> **GOAL OF THE EXERCISE**
Copy all the material below, exactly as it stands.

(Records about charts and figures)
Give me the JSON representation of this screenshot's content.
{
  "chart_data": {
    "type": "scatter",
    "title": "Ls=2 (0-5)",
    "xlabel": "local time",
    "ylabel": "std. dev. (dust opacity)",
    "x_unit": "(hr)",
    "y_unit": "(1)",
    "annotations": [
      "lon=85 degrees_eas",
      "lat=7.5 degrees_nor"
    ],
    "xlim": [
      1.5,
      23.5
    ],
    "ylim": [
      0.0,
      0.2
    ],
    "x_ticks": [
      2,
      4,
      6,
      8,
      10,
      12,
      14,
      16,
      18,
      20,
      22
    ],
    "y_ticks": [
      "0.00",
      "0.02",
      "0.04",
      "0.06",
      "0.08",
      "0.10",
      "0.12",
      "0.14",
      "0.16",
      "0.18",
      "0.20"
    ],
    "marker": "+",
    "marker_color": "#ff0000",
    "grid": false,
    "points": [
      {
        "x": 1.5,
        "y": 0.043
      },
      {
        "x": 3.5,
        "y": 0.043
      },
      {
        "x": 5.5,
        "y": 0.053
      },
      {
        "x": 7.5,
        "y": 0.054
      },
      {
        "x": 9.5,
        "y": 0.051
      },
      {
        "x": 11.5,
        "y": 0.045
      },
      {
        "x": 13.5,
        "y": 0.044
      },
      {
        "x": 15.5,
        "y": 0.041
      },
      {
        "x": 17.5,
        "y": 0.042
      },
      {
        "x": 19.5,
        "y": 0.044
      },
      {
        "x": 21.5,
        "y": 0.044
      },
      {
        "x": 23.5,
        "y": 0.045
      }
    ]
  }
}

> **EXPECTED ANSWER**
Give me the JSON representation of this screenshot's content.
{
  "chart_data": {
    "type": "scatter",
    "title": "Ls=2 (0-5)",
    "xlabel": "local time",
    "ylabel": "std. dev. (dust opacity)",
    "x_unit": "(hr)",
    "y_unit": "(1)",
    "annotations": [
      "lon=85 degrees_eas",
      "lat=7.5 degrees_nor"
    ],
    "xlim": [
      1.5,
      23.5
    ],
    "ylim": [
      0.0,
      0.2
    ],
    "x_ticks": [
      2,
      4,
      6,
      8,
      10,
      12,
      14,
      16,
      18,
      20,
      22
    ],
    "y_ticks": [
      "0.00",
      "0.02",
      "0.04",
      "0.06",
      "0.08",
      "0.10",
      "0.12",
      "0.14",
      "0.16",
      "0.18",
      "0.20"
    ],
    "marker": "+",
    "marker_color": "#ff0000",
    "grid": false,
    "points": [
      {
        "x": 1.5,
        "y": 0.043
      },
      {
        "x": 3.5,
        "y": 0.043
      },
      {
        "x": 5.5,
        "y": 0.053
      },
      {
        "x": 7.5,
        "y": 0.054
      },
      {
        "x": 9.5,
        "y": 0.051
      },
      {
        "x": 11.5,
        "y": 0.045
      },
      {
        "x": 13.5,
        "y": 0.044
      },
      {
        "x": 15.5,
        "y": 0.041
      },
      {
        "x": 17.5,
        "y": 0.042
      },
      {
        "x": 19.5,
        "y": 0.044
      },
      {
        "x": 21.5,
        "y": 0.044
      },
      {
        "x": 23.5,
        "y": 0.045
      }
    ]
  }
}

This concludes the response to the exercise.